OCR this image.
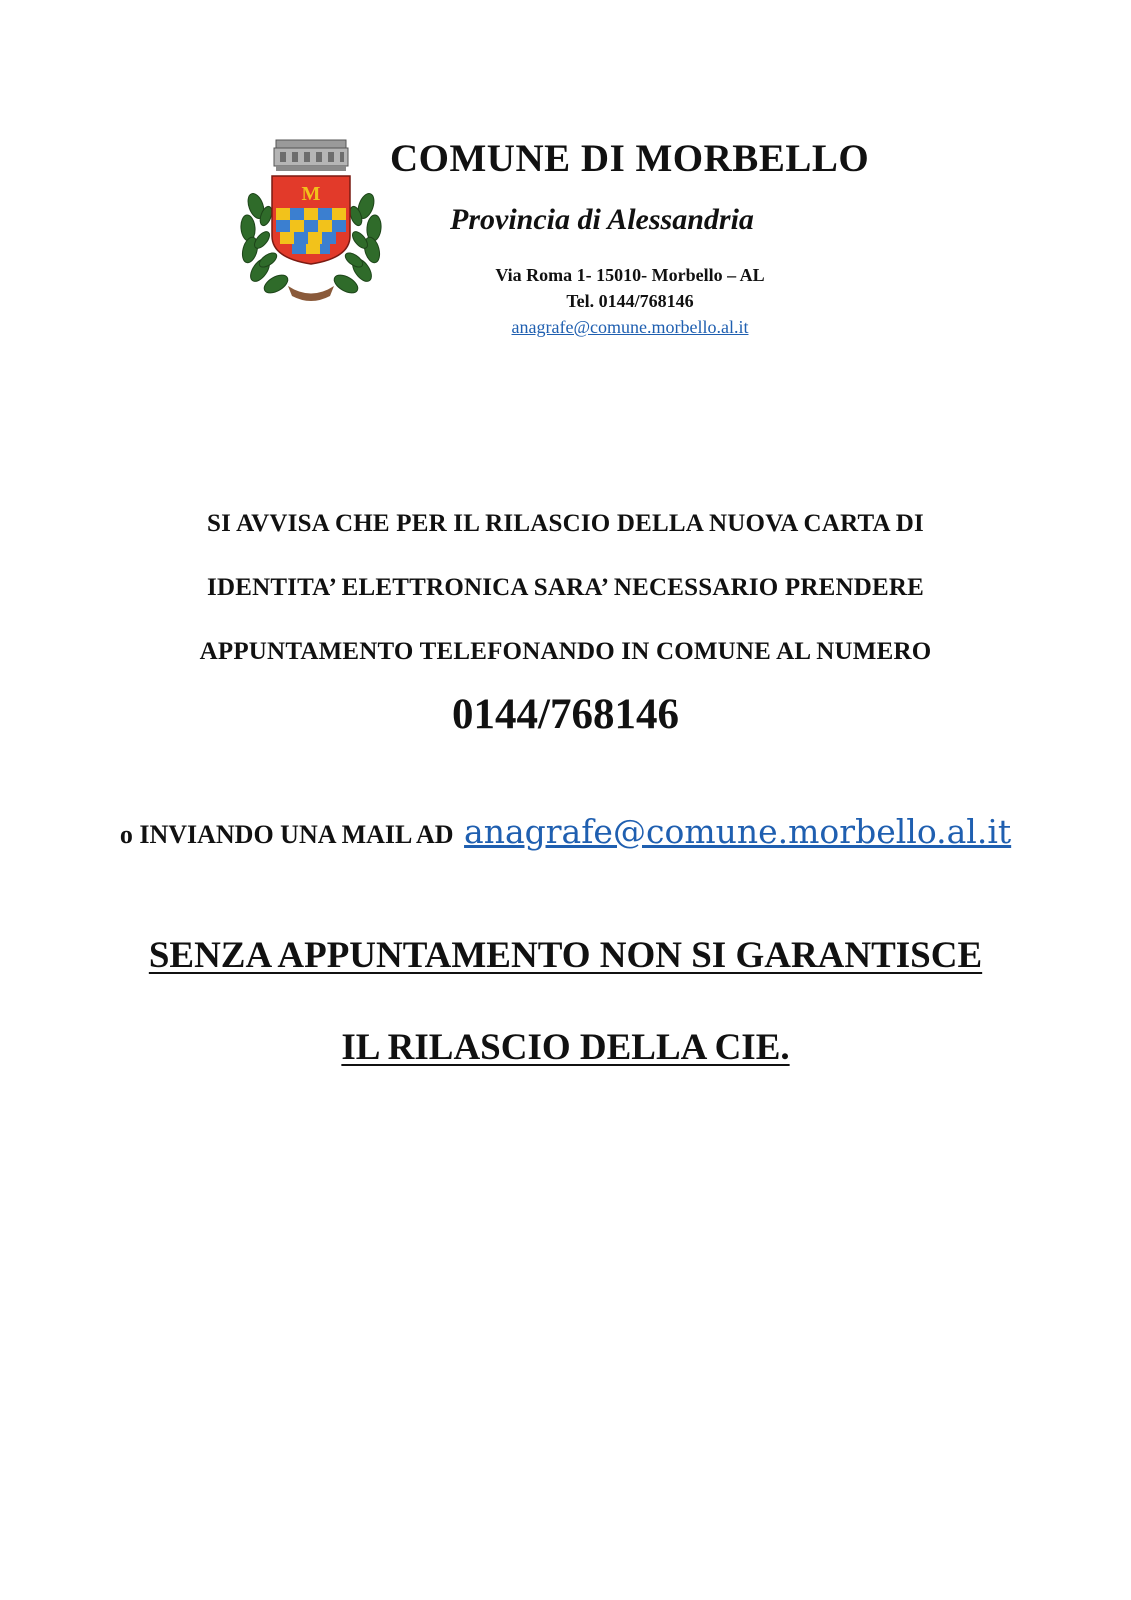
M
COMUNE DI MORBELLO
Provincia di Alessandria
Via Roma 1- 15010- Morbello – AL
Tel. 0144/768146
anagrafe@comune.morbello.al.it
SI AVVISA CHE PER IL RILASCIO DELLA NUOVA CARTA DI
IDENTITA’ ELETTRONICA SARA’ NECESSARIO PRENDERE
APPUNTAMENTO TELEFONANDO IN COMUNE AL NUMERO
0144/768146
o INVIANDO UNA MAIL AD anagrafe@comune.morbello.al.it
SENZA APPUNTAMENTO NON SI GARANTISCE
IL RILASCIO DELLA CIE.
* * *
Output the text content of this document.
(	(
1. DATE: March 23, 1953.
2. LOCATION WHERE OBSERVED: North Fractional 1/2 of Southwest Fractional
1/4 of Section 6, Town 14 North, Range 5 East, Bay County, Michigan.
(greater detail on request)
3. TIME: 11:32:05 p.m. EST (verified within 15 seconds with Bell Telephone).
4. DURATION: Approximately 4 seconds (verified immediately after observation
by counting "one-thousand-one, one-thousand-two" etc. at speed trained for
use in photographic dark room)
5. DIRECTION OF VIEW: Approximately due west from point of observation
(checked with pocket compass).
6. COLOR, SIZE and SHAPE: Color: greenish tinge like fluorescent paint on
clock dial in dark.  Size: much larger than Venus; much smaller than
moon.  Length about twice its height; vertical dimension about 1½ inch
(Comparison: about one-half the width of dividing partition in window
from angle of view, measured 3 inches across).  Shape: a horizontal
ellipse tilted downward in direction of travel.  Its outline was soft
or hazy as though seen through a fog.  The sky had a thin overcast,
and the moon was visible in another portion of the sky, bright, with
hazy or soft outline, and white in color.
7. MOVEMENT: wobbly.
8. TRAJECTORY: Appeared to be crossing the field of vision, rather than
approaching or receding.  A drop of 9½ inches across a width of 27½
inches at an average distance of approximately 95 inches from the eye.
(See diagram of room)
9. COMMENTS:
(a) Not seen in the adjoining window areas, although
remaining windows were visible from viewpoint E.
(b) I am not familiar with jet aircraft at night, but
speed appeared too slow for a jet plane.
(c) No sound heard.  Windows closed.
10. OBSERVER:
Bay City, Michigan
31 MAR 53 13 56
...
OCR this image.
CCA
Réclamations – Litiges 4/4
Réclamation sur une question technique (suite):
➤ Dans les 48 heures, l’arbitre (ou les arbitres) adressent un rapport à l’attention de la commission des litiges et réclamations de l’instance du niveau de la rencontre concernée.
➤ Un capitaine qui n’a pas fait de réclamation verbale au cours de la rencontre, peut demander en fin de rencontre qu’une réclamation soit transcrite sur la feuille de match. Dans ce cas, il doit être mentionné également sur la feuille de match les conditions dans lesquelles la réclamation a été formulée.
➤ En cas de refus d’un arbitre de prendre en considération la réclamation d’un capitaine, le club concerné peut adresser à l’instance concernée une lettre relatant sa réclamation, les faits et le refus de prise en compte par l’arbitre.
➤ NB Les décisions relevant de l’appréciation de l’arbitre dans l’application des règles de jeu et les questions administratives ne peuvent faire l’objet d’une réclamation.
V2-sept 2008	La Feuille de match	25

— The problem —
Examine the listing and say how many of its lines contain the string "dark". Give the number alone.

— Problem solution —
2